Written task
Search the data below for the word "document" and copy each line that holds it.

Stored rows
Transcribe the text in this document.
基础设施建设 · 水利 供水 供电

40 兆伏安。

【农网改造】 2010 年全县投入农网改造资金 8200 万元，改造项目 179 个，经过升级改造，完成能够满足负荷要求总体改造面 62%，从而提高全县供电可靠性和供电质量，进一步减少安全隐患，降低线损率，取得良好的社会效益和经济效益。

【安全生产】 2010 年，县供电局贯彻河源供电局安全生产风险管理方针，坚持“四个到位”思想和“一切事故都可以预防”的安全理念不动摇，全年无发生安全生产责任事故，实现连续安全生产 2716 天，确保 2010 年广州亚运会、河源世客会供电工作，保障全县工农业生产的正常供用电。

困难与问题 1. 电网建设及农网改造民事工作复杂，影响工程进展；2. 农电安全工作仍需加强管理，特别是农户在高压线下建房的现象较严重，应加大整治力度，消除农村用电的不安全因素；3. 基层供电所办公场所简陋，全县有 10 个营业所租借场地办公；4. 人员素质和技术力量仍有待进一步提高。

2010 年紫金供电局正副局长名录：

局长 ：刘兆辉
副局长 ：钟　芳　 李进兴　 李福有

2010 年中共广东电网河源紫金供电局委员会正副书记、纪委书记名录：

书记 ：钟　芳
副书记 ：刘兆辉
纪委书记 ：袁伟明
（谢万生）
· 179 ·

==

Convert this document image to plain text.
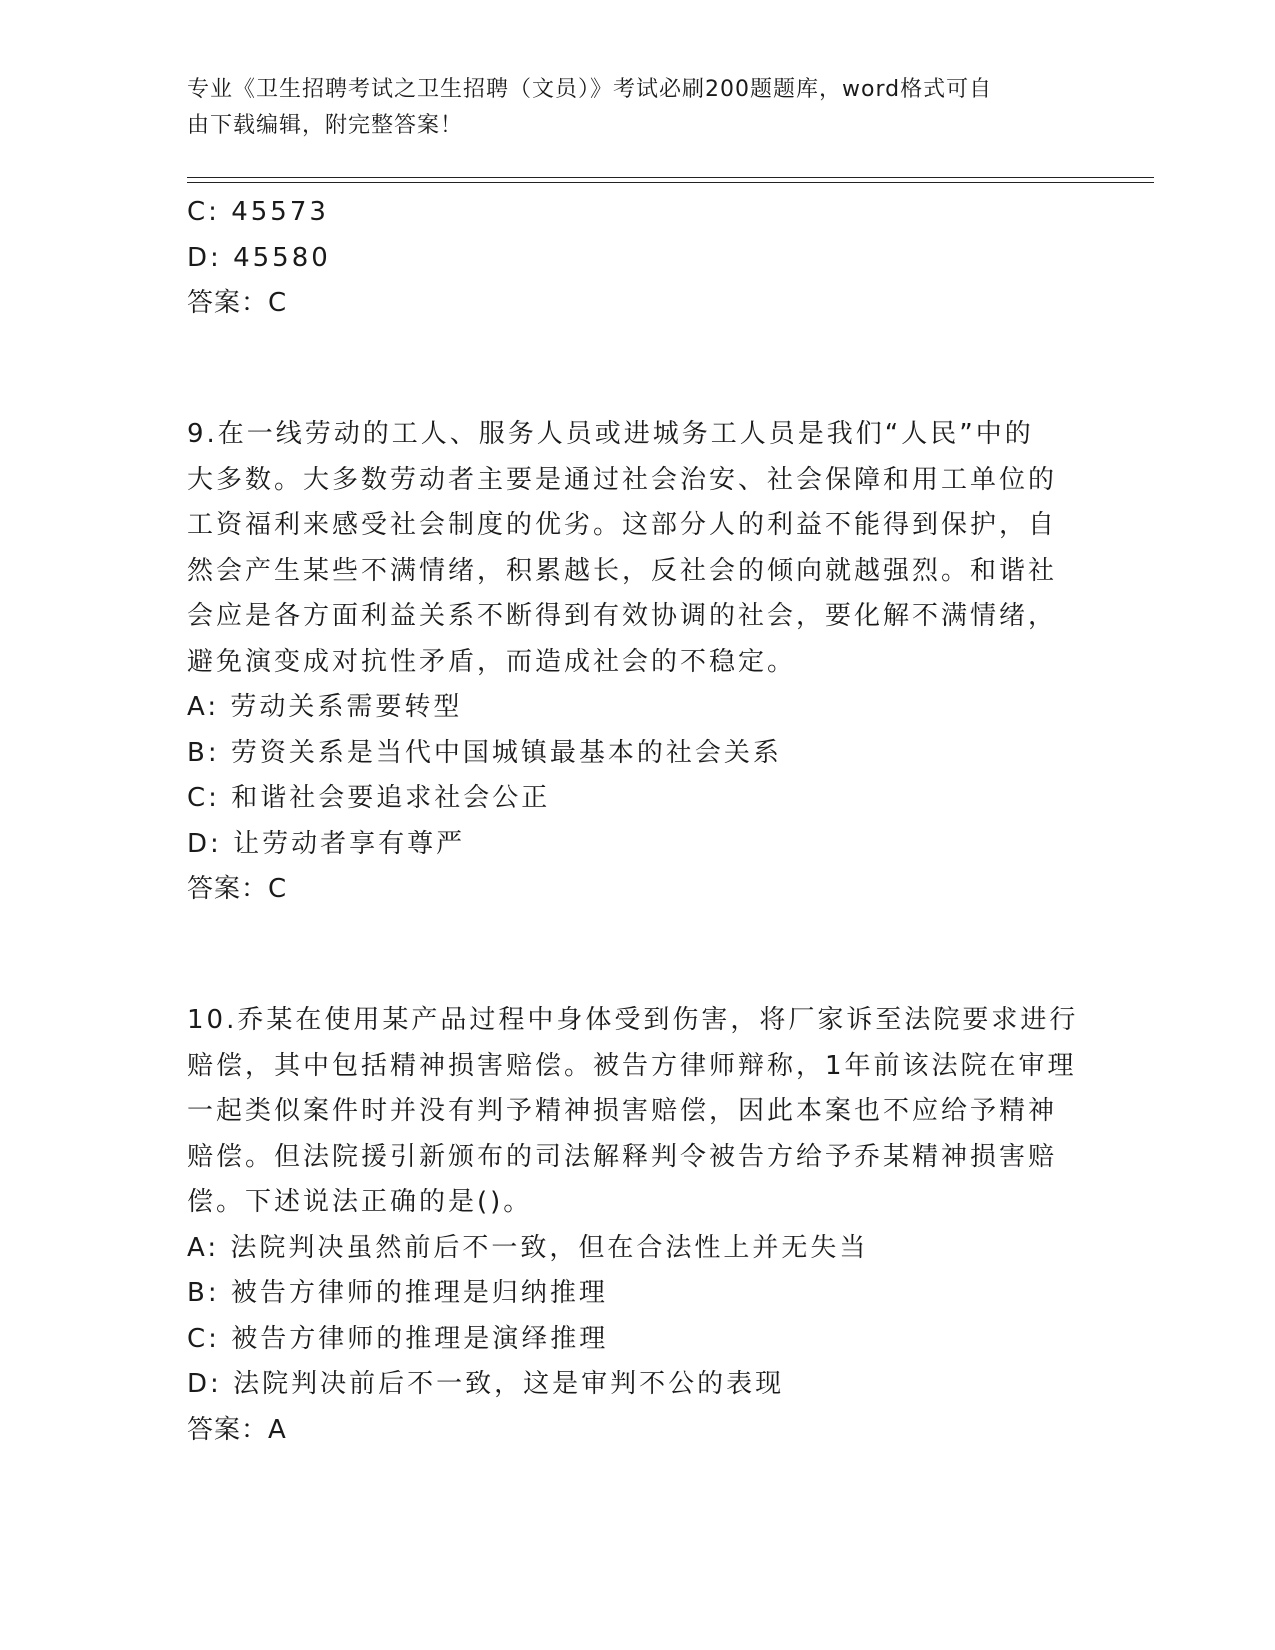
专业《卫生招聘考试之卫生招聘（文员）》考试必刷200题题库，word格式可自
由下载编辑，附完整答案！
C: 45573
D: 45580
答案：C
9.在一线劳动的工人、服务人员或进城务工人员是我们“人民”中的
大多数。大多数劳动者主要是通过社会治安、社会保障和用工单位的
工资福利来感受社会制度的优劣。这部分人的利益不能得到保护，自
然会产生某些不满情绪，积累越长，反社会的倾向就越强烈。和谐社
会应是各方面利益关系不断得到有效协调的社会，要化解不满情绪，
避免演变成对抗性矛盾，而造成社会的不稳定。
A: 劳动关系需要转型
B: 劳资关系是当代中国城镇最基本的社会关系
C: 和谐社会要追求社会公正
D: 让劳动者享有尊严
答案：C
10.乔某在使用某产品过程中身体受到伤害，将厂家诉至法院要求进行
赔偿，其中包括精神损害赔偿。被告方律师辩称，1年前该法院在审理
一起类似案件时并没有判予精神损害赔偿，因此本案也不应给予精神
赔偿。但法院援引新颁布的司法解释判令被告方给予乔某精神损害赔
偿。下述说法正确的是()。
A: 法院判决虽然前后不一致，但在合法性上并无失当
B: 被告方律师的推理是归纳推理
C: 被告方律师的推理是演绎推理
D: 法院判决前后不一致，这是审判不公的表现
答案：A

Task result
Transcribe the text in this document.
Convert this document image to plain text.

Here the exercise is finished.